> EXERCISE REQUIREMENTS
Omit all pictures, then retype the data exactly as given.

> MATERIAL FOR THE TASK

※ ※ ※

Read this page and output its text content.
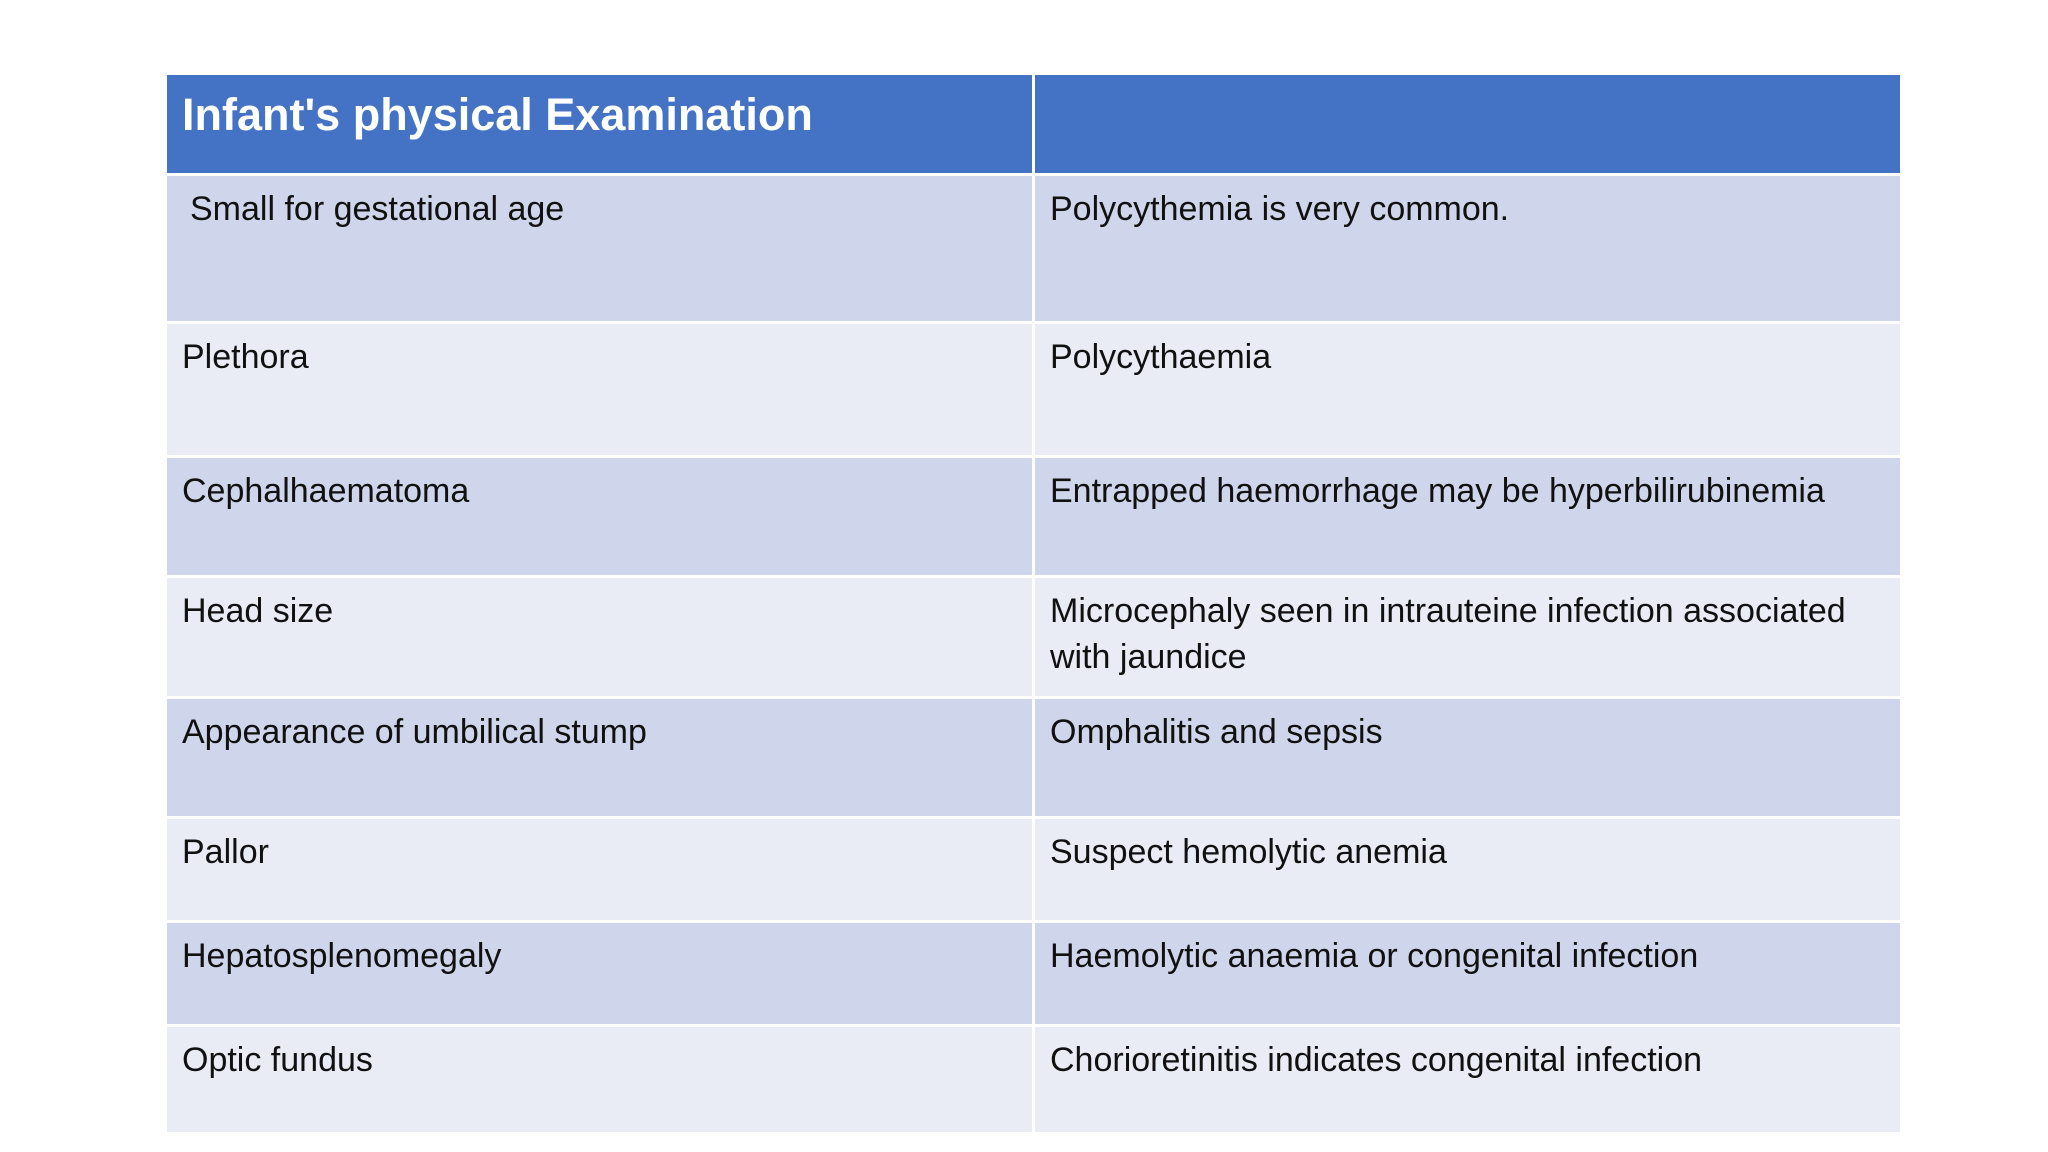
Infant's physical Examination	
Small for gestational age	Polycythemia is very common.
Plethora	Polycythaemia
Cephalhaematoma	Entrapped haemorrhage may be hyperbilirubinemia
Head size	Microcephaly seen in intrauteine infection associated with jaundice
Appearance of umbilical stump	Omphalitis and sepsis
Pallor	Suspect hemolytic anemia
Hepatosplenomegaly	Haemolytic anaemia or congenital infection
Optic fundus	Chorioretinitis indicates congenital infection
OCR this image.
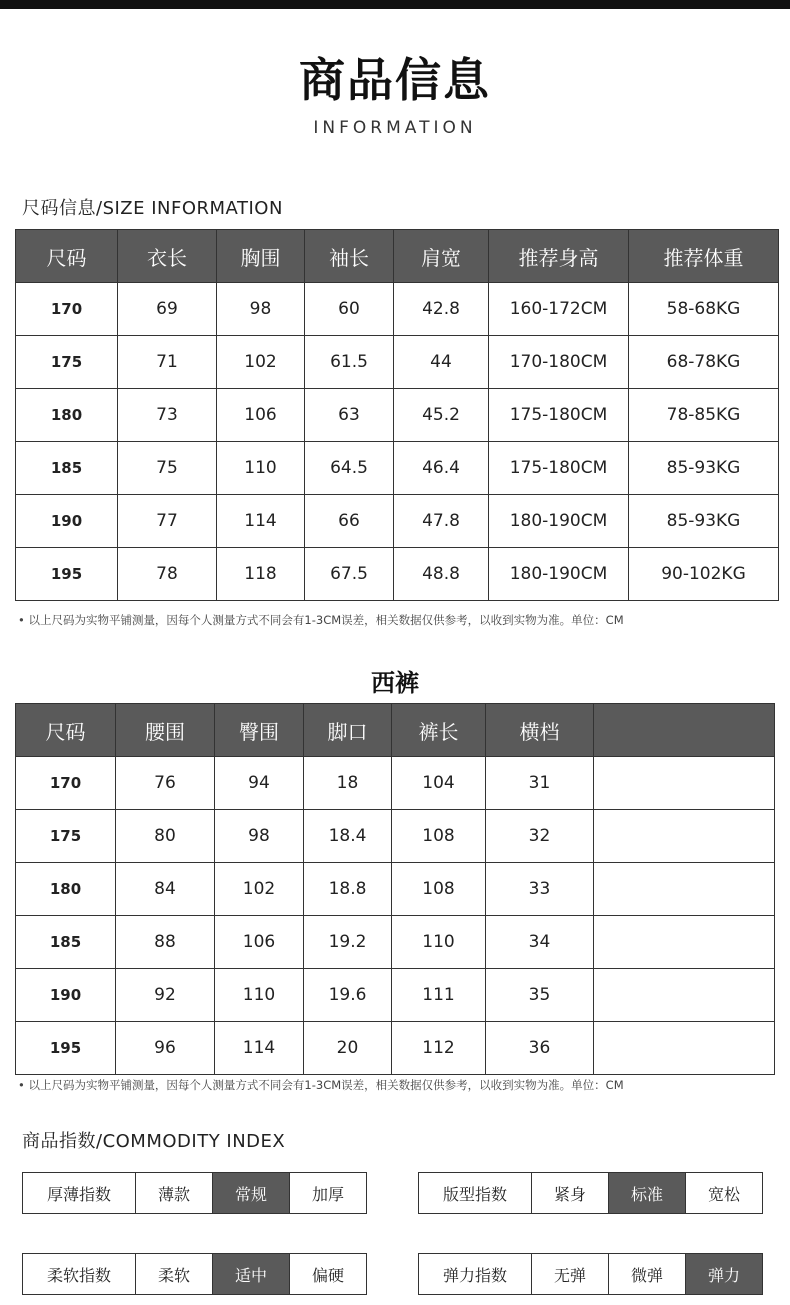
商品信息
INFORMATION
尺码信息/SIZE INFORMATION
尺码	衣长	胸围	袖长	肩宽	推荐身高	推荐体重
170	69	98	60	42.8	160-172CM	58-68KG
175	71	102	61.5	44	170-180CM	68-78KG
180	73	106	63	45.2	175-180CM	78-85KG
185	75	110	64.5	46.4	175-180CM	85-93KG
190	77	114	66	47.8	180-190CM	85-93KG
195	78	118	67.5	48.8	180-190CM	90-102KG
• 以上尺码为实物平铺测量，因每个人测量方式不同会有1-3CM误差，相关数据仅供参考，以收到实物为准。单位：CM
西裤
尺码	腰围	臀围	脚口	裤长	横档	
170	76	94	18	104	31	
175	80	98	18.4	108	32	
180	84	102	18.8	108	33	
185	88	106	19.2	110	34	
190	92	110	19.6	111	35	
195	96	114	20	112	36	
• 以上尺码为实物平铺测量，因每个人测量方式不同会有1-3CM误差，相关数据仅供参考，以收到实物为准。单位：CM
商品指数/COMMODITY INDEX
厚薄指数	薄款	常规	加厚	版型指数	紧身	标准	宽松
柔软指数	柔软	适中	偏硬	弹力指数	无弹	微弹	弹力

※ ※ ※

> REPLY
Read this page and output its text content.
Infant's physical Examination	
Small for gestational age	Polycythemia is very common.
Plethora	Polycythaemia
Cephalhaematoma	Entrapped haemorrhage may be hyperbilirubinemia
Head size	Microcephaly seen in intrauteine infection associated with jaundice
Appearance of umbilical stump	Omphalitis and sepsis
Pallor	Suspect hemolytic anemia
Hepatosplenomegaly	Haemolytic anaemia or congenital infection
Optic fundus	Chorioretinitis indicates congenital infection
OCR this image.
商品信息
INFORMATION
尺码信息/SIZE INFORMATION
尺码	衣长	胸围	袖长	肩宽	推荐身高	推荐体重
170	69	98	60	42.8	160-172CM	58-68KG
175	71	102	61.5	44	170-180CM	68-78KG
180	73	106	63	45.2	175-180CM	78-85KG
185	75	110	64.5	46.4	175-180CM	85-93KG
190	77	114	66	47.8	180-190CM	85-93KG
195	78	118	67.5	48.8	180-190CM	90-102KG
• 以上尺码为实物平铺测量，因每个人测量方式不同会有1-3CM误差，相关数据仅供参考，以收到实物为准。单位：CM
西裤
尺码	腰围	臀围	脚口	裤长	横档	
170	76	94	18	104	31	
175	80	98	18.4	108	32	
180	84	102	18.8	108	33	
185	88	106	19.2	110	34	
190	92	110	19.6	111	35	
195	96	114	20	112	36	
• 以上尺码为实物平铺测量，因每个人测量方式不同会有1-3CM误差，相关数据仅供参考，以收到实物为准。单位：CM
商品指数/COMMODITY INDEX
厚薄指数	薄款	常规	加厚	版型指数	紧身	标准	宽松
柔软指数	柔软	适中	偏硬	弹力指数	无弹	微弹	弹力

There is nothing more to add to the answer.